[Data entries]
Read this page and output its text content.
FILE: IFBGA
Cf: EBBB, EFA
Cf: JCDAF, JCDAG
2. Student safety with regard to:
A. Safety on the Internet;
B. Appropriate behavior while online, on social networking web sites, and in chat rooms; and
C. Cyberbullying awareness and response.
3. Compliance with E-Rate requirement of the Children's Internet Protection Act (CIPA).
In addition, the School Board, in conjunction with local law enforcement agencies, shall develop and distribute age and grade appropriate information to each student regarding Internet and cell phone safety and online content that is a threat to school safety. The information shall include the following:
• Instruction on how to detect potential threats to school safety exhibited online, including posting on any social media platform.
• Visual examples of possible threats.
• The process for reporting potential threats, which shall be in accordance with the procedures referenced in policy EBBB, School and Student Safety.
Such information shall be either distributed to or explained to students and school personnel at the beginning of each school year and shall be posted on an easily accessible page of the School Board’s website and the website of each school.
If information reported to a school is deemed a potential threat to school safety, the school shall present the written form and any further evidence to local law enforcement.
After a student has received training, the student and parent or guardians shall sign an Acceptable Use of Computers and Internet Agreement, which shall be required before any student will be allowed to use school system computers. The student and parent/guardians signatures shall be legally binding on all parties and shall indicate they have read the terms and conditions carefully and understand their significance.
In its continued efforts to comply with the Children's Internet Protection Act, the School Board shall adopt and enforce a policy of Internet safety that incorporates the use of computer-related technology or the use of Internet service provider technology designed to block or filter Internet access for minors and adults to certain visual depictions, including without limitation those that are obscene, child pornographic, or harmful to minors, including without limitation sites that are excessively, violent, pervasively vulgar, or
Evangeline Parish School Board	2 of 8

• **Your task**
Quote every record above exactly.

• **Full answer**
Read this page and output its text content.
FILE: IFBGA
Cf: EBBB, EFA
Cf: JCDAF, JCDAG
2. Student safety with regard to:
A. Safety on the Internet;
B. Appropriate behavior while online, on social networking web sites, and in chat rooms; and
C. Cyberbullying awareness and response.
3. Compliance with E-Rate requirement of the Children's Internet Protection Act (CIPA).
In addition, the School Board, in conjunction with local law enforcement agencies, shall develop and distribute age and grade appropriate information to each student regarding Internet and cell phone safety and online content that is a threat to school safety. The information shall include the following:
• Instruction on how to detect potential threats to school safety exhibited online, including posting on any social media platform.
• Visual examples of possible threats.
• The process for reporting potential threats, which shall be in accordance with the procedures referenced in policy EBBB, School and Student Safety.
Such information shall be either distributed to or explained to students and school personnel at the beginning of each school year and shall be posted on an easily accessible page of the School Board’s website and the website of each school.
If information reported to a school is deemed a potential threat to school safety, the school shall present the written form and any further evidence to local law enforcement.
After a student has received training, the student and parent or guardians shall sign an Acceptable Use of Computers and Internet Agreement, which shall be required before any student will be allowed to use school system computers. The student and parent/guardians signatures shall be legally binding on all parties and shall indicate they have read the terms and conditions carefully and understand their significance.
In its continued efforts to comply with the Children's Internet Protection Act, the School Board shall adopt and enforce a policy of Internet safety that incorporates the use of computer-related technology or the use of Internet service provider technology designed to block or filter Internet access for minors and adults to certain visual depictions, including without limitation those that are obscene, child pornographic, or harmful to minors, including without limitation sites that are excessively, violent, pervasively vulgar, or
Evangeline Parish School Board	2 of 8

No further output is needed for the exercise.